**Job:**
Skip any picture you find and retype all the remaining lines exactly.

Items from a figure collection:
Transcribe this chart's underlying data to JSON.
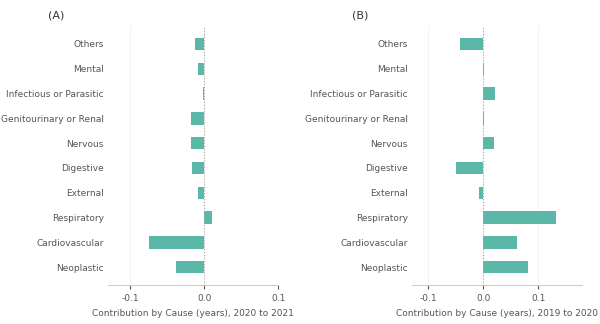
{
  "categories": [
    "Neoplastic",
    "Cardiovascular",
    "Respiratory",
    "External",
    "Digestive",
    "Nervous",
    "Genitourinary or Renal",
    "Infectious or Parasitic",
    "Mental",
    "Others"
  ],
  "values_A": [
    -0.038,
    -0.075,
    0.01,
    -0.008,
    -0.016,
    -0.018,
    -0.018,
    -0.001,
    -0.008,
    -0.013
  ],
  "values_B": [
    0.082,
    0.062,
    0.132,
    -0.008,
    -0.05,
    0.02,
    0.002,
    0.022,
    0.001,
    -0.042
  ],
  "bar_color": "#5BB8A8",
  "xlabel_A": "Contribution by Cause (years), 2020 to 2021",
  "xlabel_B": "Contribution by Cause (years), 2019 to 2020",
  "label_A": "(A)",
  "label_B": "(B)",
  "xlim_A": [
    -0.13,
    0.05
  ],
  "xlim_B": [
    -0.13,
    0.18
  ],
  "xticks_A": [
    -0.1,
    0.0,
    0.1
  ],
  "xticks_B": [
    -0.1,
    0.0,
    0.1
  ],
  "tick_fontsize": 6.5,
  "xlabel_fontsize": 6.5,
  "ylabel_fontsize": 6.5,
  "panel_label_fontsize": 8,
  "bar_height": 0.5,
  "vline_color": "#aaaaaa",
  "spine_color": "#cccccc",
  "text_color": "#555555"
}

**Task result:**
Transcribe this chart's underlying data to JSON.
{
  "categories": [
    "Neoplastic",
    "Cardiovascular",
    "Respiratory",
    "External",
    "Digestive",
    "Nervous",
    "Genitourinary or Renal",
    "Infectious or Parasitic",
    "Mental",
    "Others"
  ],
  "values_A": [
    -0.038,
    -0.075,
    0.01,
    -0.008,
    -0.016,
    -0.018,
    -0.018,
    -0.001,
    -0.008,
    -0.013
  ],
  "values_B": [
    0.082,
    0.062,
    0.132,
    -0.008,
    -0.05,
    0.02,
    0.002,
    0.022,
    0.001,
    -0.042
  ],
  "bar_color": "#5BB8A8",
  "xlabel_A": "Contribution by Cause (years), 2020 to 2021",
  "xlabel_B": "Contribution by Cause (years), 2019 to 2020",
  "label_A": "(A)",
  "label_B": "(B)",
  "xlim_A": [
    -0.13,
    0.05
  ],
  "xlim_B": [
    -0.13,
    0.18
  ],
  "xticks_A": [
    -0.1,
    0.0,
    0.1
  ],
  "xticks_B": [
    -0.1,
    0.0,
    0.1
  ],
  "tick_fontsize": 6.5,
  "xlabel_fontsize": 6.5,
  "ylabel_fontsize": 6.5,
  "panel_label_fontsize": 8,
  "bar_height": 0.5,
  "vline_color": "#aaaaaa",
  "spine_color": "#cccccc",
  "text_color": "#555555"
}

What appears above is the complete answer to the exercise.